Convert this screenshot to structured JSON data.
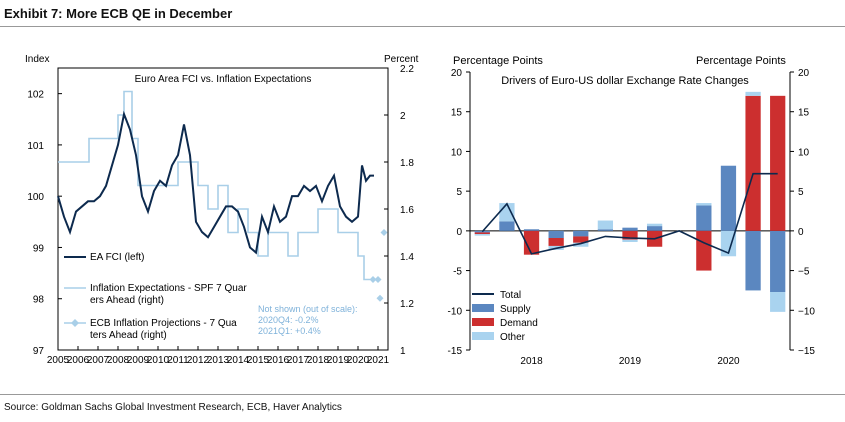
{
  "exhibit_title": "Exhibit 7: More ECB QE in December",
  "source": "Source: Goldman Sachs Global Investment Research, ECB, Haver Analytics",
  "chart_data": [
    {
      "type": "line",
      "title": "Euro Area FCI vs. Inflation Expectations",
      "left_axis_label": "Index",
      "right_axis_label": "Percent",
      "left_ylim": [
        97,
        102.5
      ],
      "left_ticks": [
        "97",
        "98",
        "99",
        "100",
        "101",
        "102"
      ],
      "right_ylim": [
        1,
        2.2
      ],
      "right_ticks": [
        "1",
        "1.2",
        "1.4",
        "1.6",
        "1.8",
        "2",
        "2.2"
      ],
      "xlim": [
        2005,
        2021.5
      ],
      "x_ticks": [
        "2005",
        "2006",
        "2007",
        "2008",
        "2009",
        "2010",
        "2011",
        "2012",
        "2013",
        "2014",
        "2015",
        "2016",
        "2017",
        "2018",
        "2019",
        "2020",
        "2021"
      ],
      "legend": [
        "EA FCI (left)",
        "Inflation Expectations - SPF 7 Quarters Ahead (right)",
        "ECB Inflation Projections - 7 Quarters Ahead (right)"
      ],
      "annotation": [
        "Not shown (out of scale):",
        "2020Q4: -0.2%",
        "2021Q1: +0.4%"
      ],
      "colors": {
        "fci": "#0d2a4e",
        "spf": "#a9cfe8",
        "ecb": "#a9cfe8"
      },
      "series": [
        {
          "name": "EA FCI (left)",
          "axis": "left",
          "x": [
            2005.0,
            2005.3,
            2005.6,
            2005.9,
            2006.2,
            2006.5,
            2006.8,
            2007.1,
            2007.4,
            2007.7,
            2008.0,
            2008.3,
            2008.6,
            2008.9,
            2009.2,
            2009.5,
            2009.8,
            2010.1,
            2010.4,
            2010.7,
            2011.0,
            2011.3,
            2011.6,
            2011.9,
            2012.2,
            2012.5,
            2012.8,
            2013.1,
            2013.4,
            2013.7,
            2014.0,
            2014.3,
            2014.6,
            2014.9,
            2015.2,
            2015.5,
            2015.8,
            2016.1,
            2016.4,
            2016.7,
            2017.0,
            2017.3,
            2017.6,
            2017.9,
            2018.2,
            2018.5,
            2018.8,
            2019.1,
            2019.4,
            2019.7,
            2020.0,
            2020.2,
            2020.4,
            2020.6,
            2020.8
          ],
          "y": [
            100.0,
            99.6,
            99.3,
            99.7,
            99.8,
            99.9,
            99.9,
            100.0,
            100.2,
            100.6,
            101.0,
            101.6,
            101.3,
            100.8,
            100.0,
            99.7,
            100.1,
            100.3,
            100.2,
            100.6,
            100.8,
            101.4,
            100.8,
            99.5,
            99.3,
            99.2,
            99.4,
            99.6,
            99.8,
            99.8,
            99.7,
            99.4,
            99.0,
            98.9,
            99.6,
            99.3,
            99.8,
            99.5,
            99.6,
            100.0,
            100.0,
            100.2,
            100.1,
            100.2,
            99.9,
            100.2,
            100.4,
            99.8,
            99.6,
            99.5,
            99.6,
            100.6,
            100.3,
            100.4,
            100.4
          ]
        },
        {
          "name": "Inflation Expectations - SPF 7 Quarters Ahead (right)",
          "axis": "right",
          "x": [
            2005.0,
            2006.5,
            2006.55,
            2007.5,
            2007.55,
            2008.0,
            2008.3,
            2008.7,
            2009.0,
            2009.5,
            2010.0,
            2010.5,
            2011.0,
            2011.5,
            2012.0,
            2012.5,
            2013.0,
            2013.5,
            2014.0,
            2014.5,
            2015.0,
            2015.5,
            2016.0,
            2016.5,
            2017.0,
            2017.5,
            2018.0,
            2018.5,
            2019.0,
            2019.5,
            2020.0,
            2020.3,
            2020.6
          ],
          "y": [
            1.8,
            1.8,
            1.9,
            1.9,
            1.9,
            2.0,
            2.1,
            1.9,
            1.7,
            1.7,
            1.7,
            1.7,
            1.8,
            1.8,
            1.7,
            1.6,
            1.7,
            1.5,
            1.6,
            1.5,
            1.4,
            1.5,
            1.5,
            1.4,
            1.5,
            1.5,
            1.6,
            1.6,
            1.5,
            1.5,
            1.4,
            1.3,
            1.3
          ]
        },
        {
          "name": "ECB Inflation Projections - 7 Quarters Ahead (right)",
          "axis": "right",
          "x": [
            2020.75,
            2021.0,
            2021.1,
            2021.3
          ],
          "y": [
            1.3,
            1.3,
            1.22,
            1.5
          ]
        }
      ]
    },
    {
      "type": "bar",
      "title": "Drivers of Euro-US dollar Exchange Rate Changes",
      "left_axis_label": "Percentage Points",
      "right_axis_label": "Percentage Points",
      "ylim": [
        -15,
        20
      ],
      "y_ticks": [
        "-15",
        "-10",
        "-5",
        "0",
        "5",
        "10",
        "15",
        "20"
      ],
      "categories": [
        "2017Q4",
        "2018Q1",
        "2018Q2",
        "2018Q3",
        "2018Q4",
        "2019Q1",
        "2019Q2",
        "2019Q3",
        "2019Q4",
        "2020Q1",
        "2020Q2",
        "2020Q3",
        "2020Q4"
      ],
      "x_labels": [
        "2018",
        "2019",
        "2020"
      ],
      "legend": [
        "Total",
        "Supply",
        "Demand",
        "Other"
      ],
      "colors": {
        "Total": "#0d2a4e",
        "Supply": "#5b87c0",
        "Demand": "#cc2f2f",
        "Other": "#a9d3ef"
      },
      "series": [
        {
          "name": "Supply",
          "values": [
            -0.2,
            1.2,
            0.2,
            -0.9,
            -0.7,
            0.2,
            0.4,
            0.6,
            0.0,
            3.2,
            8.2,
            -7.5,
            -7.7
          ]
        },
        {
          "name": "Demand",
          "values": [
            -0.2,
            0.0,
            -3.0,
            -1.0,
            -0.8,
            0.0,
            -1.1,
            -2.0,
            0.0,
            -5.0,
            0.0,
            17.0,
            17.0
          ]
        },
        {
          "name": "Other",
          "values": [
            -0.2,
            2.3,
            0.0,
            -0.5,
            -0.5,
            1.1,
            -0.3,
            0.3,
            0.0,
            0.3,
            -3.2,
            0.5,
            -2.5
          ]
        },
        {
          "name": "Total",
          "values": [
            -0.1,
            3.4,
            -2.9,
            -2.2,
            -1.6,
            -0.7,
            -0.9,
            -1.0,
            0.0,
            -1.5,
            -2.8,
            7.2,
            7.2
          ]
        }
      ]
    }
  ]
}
|---|
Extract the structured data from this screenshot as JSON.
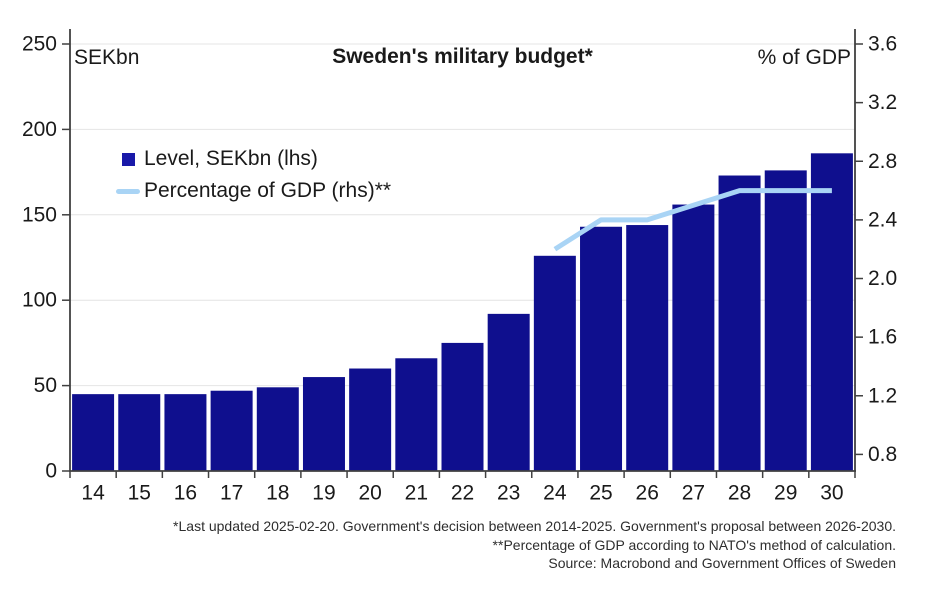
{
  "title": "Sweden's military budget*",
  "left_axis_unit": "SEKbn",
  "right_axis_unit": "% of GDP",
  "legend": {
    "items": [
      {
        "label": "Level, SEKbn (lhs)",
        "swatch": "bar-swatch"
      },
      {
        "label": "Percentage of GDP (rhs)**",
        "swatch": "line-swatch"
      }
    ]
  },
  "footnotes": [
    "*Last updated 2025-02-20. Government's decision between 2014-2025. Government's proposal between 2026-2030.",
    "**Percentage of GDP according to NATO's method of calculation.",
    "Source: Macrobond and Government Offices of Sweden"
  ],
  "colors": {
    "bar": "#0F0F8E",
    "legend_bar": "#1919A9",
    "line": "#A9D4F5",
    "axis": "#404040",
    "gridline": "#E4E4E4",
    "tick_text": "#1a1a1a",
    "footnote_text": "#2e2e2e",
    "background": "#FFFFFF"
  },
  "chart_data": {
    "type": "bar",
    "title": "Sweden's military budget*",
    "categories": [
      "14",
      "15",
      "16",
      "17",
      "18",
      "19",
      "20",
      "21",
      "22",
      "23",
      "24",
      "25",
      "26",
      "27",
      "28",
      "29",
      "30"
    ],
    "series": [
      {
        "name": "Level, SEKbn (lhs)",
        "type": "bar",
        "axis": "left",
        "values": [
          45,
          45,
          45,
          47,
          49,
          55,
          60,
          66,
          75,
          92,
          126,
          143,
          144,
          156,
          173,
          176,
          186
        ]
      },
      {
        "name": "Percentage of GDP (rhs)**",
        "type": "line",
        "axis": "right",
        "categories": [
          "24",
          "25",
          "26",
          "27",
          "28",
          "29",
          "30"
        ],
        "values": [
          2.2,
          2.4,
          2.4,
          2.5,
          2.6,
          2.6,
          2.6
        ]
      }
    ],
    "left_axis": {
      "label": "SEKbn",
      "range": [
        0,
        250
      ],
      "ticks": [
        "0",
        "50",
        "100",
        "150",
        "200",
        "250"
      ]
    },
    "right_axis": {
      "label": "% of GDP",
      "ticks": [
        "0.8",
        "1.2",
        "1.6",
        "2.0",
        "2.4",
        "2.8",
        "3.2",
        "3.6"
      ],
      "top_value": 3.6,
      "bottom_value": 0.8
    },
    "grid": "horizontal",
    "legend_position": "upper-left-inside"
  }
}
|---|
## Short task
Identify lines with the string "structured". Copy each one.

## Correct output
Convert this screenshot to structured JSON data.
Extract the structured data from this screenshot as JSON.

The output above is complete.